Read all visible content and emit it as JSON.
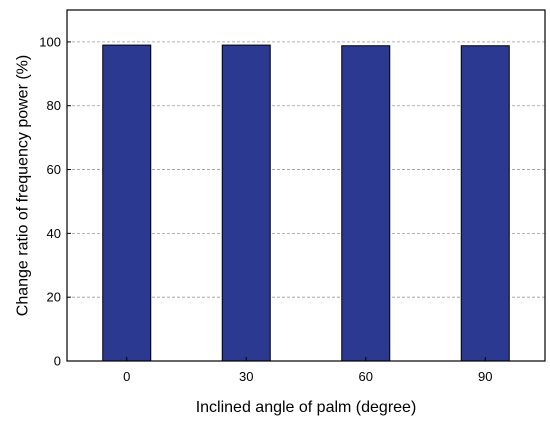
{
  "chart_data": {
    "type": "bar",
    "categories": [
      "0",
      "30",
      "60",
      "90"
    ],
    "values": [
      99,
      99,
      98.8,
      98.8
    ],
    "xlabel": "Inclined angle of palm (degree)",
    "ylabel": "Change ratio of frequency power (%)",
    "ylim": [
      0,
      110
    ],
    "yticks": [
      0,
      20,
      40,
      60,
      80,
      100
    ],
    "grid": "horizontal dashed at major y ticks",
    "legend": "none",
    "colors": {
      "bar_fill": "#2b3990",
      "bar_edge": "#000000",
      "grid": "#9a9a9a",
      "axis": "#000000"
    }
  }
}
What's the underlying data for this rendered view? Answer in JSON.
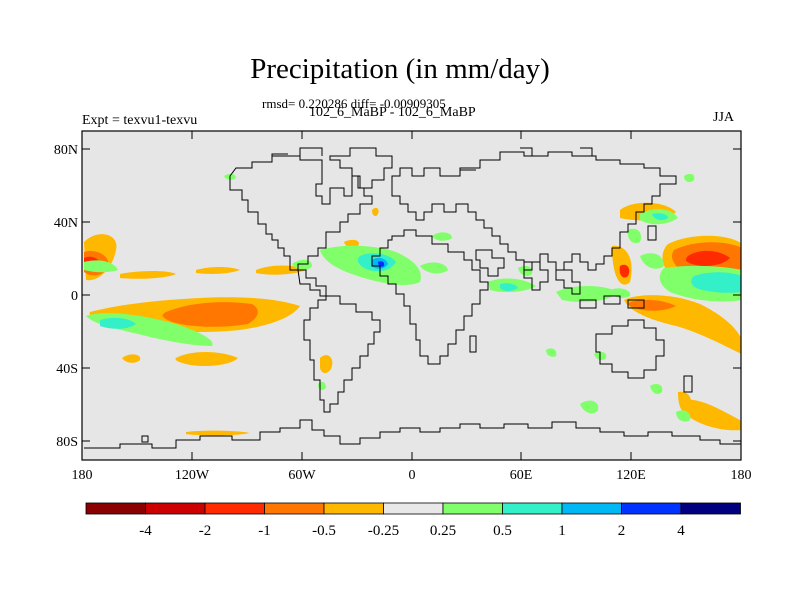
{
  "title": "Precipitation (in mm/day)",
  "stats": "rmsd= 0.220286 diff= -0.00909305",
  "subtitle": "102_6_MaBP - 102_6_MaBP",
  "left_label": "Expt = texvu1-texvu",
  "season": "JJA",
  "y_ticks": [
    "80N",
    "40N",
    "0",
    "40S",
    "80S"
  ],
  "x_ticks": [
    "180",
    "120W",
    "60W",
    "0",
    "60E",
    "120E",
    "180"
  ],
  "colorbar": {
    "colors": [
      "#8b0000",
      "#cc0000",
      "#ff2a00",
      "#ff7700",
      "#ffb800",
      "#e8e8e8",
      "#80ff6a",
      "#33f0c8",
      "#00b8f4",
      "#0033ff",
      "#000080"
    ],
    "labels": [
      "-4",
      "-2",
      "-1",
      "-0.5",
      "-0.25",
      "0.25",
      "0.5",
      "1",
      "2",
      "4"
    ]
  },
  "chart_data": {
    "type": "heatmap",
    "variable": "Precipitation difference (mm/day)",
    "longitude_range": [
      -180,
      180
    ],
    "latitude_range": [
      -90,
      90
    ],
    "levels": [
      -4,
      -2,
      -1,
      -0.5,
      -0.25,
      0.25,
      0.5,
      1,
      2,
      4
    ],
    "anomalies": [
      {
        "lon": -173,
        "lat": 20,
        "value": -1.5
      },
      {
        "lon": -174,
        "lat": 29,
        "value": -0.4
      },
      {
        "lon": -135,
        "lat": 13,
        "value": -0.4
      },
      {
        "lon": -110,
        "lat": 15,
        "value": -0.3
      },
      {
        "lon": -60,
        "lat": 12,
        "value": -0.3
      },
      {
        "lon": -120,
        "lat": -10,
        "value": -1.2
      },
      {
        "lon": -165,
        "lat": -15,
        "value": 0.8
      },
      {
        "lon": -140,
        "lat": -20,
        "value": 0.6
      },
      {
        "lon": -110,
        "lat": -33,
        "value": -0.3
      },
      {
        "lon": -150,
        "lat": -37,
        "value": -0.3
      },
      {
        "lon": -20,
        "lat": 20,
        "value": 1.2
      },
      {
        "lon": -13,
        "lat": 15,
        "value": 2.5
      },
      {
        "lon": -50,
        "lat": 20,
        "value": 0.4
      },
      {
        "lon": 50,
        "lat": 5,
        "value": 0.6
      },
      {
        "lon": 60,
        "lat": 12,
        "value": 0.4
      },
      {
        "lon": 40,
        "lat": -5,
        "value": 0.3
      },
      {
        "lon": 18,
        "lat": -5,
        "value": 0.4
      },
      {
        "lon": 80,
        "lat": 0,
        "value": 0.4
      },
      {
        "lon": 130,
        "lat": 40,
        "value": 0.6
      },
      {
        "lon": 120,
        "lat": 13,
        "value": -1.5
      },
      {
        "lon": 163,
        "lat": 20,
        "value": -2.0
      },
      {
        "lon": 165,
        "lat": 5,
        "value": 0.8
      },
      {
        "lon": 150,
        "lat": -15,
        "value": -0.6
      },
      {
        "lon": 160,
        "lat": -22,
        "value": -0.4
      },
      {
        "lon": 150,
        "lat": -62,
        "value": -0.4
      },
      {
        "lon": 160,
        "lat": -70,
        "value": -0.4
      },
      {
        "lon": 125,
        "lat": -57,
        "value": 0.3
      },
      {
        "lon": 100,
        "lat": -33,
        "value": 0.3
      },
      {
        "lon": 60,
        "lat": -45,
        "value": 0.3
      },
      {
        "lon": -60,
        "lat": -40,
        "value": -0.3
      },
      {
        "lon": -110,
        "lat": -75,
        "value": -0.3
      }
    ]
  }
}
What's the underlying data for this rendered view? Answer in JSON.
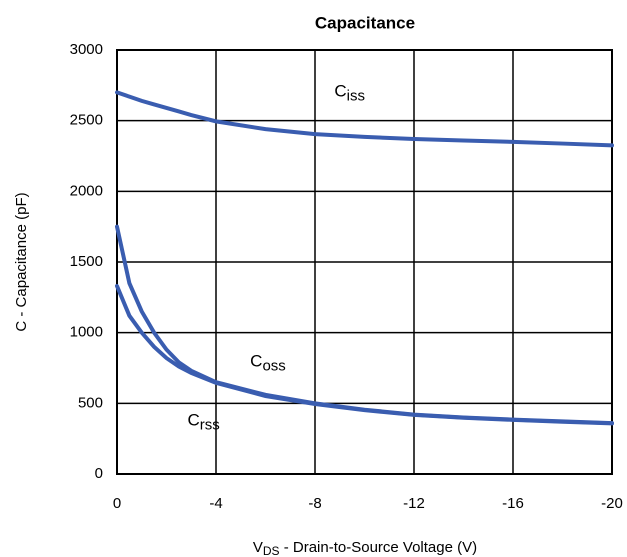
{
  "chart_data": {
    "type": "line",
    "title": "Capacitance",
    "x_label": {
      "main": "V",
      "sub": "DS",
      "rest": " - Drain-to-Source Voltage (V)"
    },
    "y_label": "C - Capacitance (pF)",
    "x": [
      0,
      -0.5,
      -1,
      -1.5,
      -2,
      -2.5,
      -3,
      -4,
      -6,
      -8,
      -10,
      -12,
      -14,
      -16,
      -18,
      -20
    ],
    "series": [
      {
        "name": {
          "main": "C",
          "sub": "iss"
        },
        "color": "#3a5db0",
        "values": [
          2700,
          2670,
          2640,
          2615,
          2590,
          2565,
          2540,
          2495,
          2440,
          2405,
          2385,
          2370,
          2360,
          2350,
          2338,
          2325
        ]
      },
      {
        "name": {
          "main": "C",
          "sub": "oss"
        },
        "color": "#3a5db0",
        "values": [
          1750,
          1350,
          1150,
          1000,
          880,
          790,
          730,
          650,
          560,
          500,
          455,
          420,
          400,
          385,
          372,
          360
        ]
      },
      {
        "name": {
          "main": "C",
          "sub": "rss"
        },
        "color": "#3a5db0",
        "values": [
          1330,
          1120,
          1000,
          900,
          820,
          760,
          715,
          645,
          552,
          495,
          452,
          418,
          398,
          383,
          370,
          358
        ]
      }
    ],
    "xlim": [
      0,
      -20
    ],
    "xticks": [
      0,
      -4,
      -8,
      -12,
      -16,
      -20
    ],
    "ylim": [
      0,
      3000
    ],
    "yticks": [
      0,
      500,
      1000,
      1500,
      2000,
      2500,
      3000
    ],
    "grid": true
  }
}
+++
DIRECTIONS:
Go through the entries above and output them exactly, without pictures.

REPLY:
Read all visible content and emit it as JSON.
{
  "chart_data": {
    "type": "bar",
    "categories": [
      "0",
      "30",
      "60",
      "90"
    ],
    "values": [
      99,
      99,
      98.8,
      98.8
    ],
    "xlabel": "Inclined angle of palm (degree)",
    "ylabel": "Change ratio of frequency power (%)",
    "ylim": [
      0,
      110
    ],
    "yticks": [
      0,
      20,
      40,
      60,
      80,
      100
    ],
    "grid": "horizontal dashed at major y ticks",
    "legend": "none",
    "colors": {
      "bar_fill": "#2b3990",
      "bar_edge": "#000000",
      "grid": "#9a9a9a",
      "axis": "#000000"
    }
  }
}
What's the underlying data for this rendered view? Answer in JSON.
{
  "title": "Precipitation (in mm/day)",
  "stats": "rmsd= 0.220286 diff= -0.00909305",
  "subtitle": "102_6_MaBP - 102_6_MaBP",
  "left_label": "Expt = texvu1-texvu",
  "season": "JJA",
  "y_ticks": [
    "80N",
    "40N",
    "0",
    "40S",
    "80S"
  ],
  "x_ticks": [
    "180",
    "120W",
    "60W",
    "0",
    "60E",
    "120E",
    "180"
  ],
  "colorbar": {
    "colors": [
      "#8b0000",
      "#cc0000",
      "#ff2a00",
      "#ff7700",
      "#ffb800",
      "#e8e8e8",
      "#80ff6a",
      "#33f0c8",
      "#00b8f4",
      "#0033ff",
      "#000080"
    ],
    "labels": [
      "-4",
      "-2",
      "-1",
      "-0.5",
      "-0.25",
      "0.25",
      "0.5",
      "1",
      "2",
      "4"
    ]
  },
  "chart_data": {
    "type": "heatmap",
    "variable": "Precipitation difference (mm/day)",
    "longitude_range": [
      -180,
      180
    ],
    "latitude_range": [
      -90,
      90
    ],
    "levels": [
      -4,
      -2,
      -1,
      -0.5,
      -0.25,
      0.25,
      0.5,
      1,
      2,
      4
    ],
    "anomalies": [
      {
        "lon": -173,
        "lat": 20,
        "value": -1.5
      },
      {
        "lon": -174,
        "lat": 29,
        "value": -0.4
      },
      {
        "lon": -135,
        "lat": 13,
        "value": -0.4
      },
      {
        "lon": -110,
        "lat": 15,
        "value": -0.3
      },
      {
        "lon": -60,
        "lat": 12,
        "value": -0.3
      },
      {
        "lon": -120,
        "lat": -10,
        "value": -1.2
      },
      {
        "lon": -165,
        "lat": -15,
        "value": 0.8
      },
      {
        "lon": -140,
        "lat": -20,
        "value": 0.6
      },
      {
        "lon": -110,
        "lat": -33,
        "value": -0.3
      },
      {
        "lon": -150,
        "lat": -37,
        "value": -0.3
      },
      {
        "lon": -20,
        "lat": 20,
        "value": 1.2
      },
      {
        "lon": -13,
        "lat": 15,
        "value": 2.5
      },
      {
        "lon": -50,
        "lat": 20,
        "value": 0.4
      },
      {
        "lon": 50,
        "lat": 5,
        "value": 0.6
      },
      {
        "lon": 60,
        "lat": 12,
        "value": 0.4
      },
      {
        "lon": 40,
        "lat": -5,
        "value": 0.3
      },
      {
        "lon": 18,
        "lat": -5,
        "value": 0.4
      },
      {
        "lon": 80,
        "lat": 0,
        "value": 0.4
      },
      {
        "lon": 130,
        "lat": 40,
        "value": 0.6
      },
      {
        "lon": 120,
        "lat": 13,
        "value": -1.5
      },
      {
        "lon": 163,
        "lat": 20,
        "value": -2.0
      },
      {
        "lon": 165,
        "lat": 5,
        "value": 0.8
      },
      {
        "lon": 150,
        "lat": -15,
        "value": -0.6
      },
      {
        "lon": 160,
        "lat": -22,
        "value": -0.4
      },
      {
        "lon": 150,
        "lat": -62,
        "value": -0.4
      },
      {
        "lon": 160,
        "lat": -70,
        "value": -0.4
      },
      {
        "lon": 125,
        "lat": -57,
        "value": 0.3
      },
      {
        "lon": 100,
        "lat": -33,
        "value": 0.3
      },
      {
        "lon": 60,
        "lat": -45,
        "value": 0.3
      },
      {
        "lon": -60,
        "lat": -40,
        "value": -0.3
      },
      {
        "lon": -110,
        "lat": -75,
        "value": -0.3
      }
    ]
  }
}
What's the underlying data for this rendered view? Answer in JSON.
{
  "chart_data": {
    "type": "line",
    "title": "Capacitance",
    "x_label": {
      "main": "V",
      "sub": "DS",
      "rest": " - Drain-to-Source Voltage (V)"
    },
    "y_label": "C - Capacitance (pF)",
    "x": [
      0,
      -0.5,
      -1,
      -1.5,
      -2,
      -2.5,
      -3,
      -4,
      -6,
      -8,
      -10,
      -12,
      -14,
      -16,
      -18,
      -20
    ],
    "series": [
      {
        "name": {
          "main": "C",
          "sub": "iss"
        },
        "color": "#3a5db0",
        "values": [
          2700,
          2670,
          2640,
          2615,
          2590,
          2565,
          2540,
          2495,
          2440,
          2405,
          2385,
          2370,
          2360,
          2350,
          2338,
          2325
        ]
      },
      {
        "name": {
          "main": "C",
          "sub": "oss"
        },
        "color": "#3a5db0",
        "values": [
          1750,
          1350,
          1150,
          1000,
          880,
          790,
          730,
          650,
          560,
          500,
          455,
          420,
          400,
          385,
          372,
          360
        ]
      },
      {
        "name": {
          "main": "C",
          "sub": "rss"
        },
        "color": "#3a5db0",
        "values": [
          1330,
          1120,
          1000,
          900,
          820,
          760,
          715,
          645,
          552,
          495,
          452,
          418,
          398,
          383,
          370,
          358
        ]
      }
    ],
    "xlim": [
      0,
      -20
    ],
    "xticks": [
      0,
      -4,
      -8,
      -12,
      -16,
      -20
    ],
    "ylim": [
      0,
      3000
    ],
    "yticks": [
      0,
      500,
      1000,
      1500,
      2000,
      2500,
      3000
    ],
    "grid": true
  }
}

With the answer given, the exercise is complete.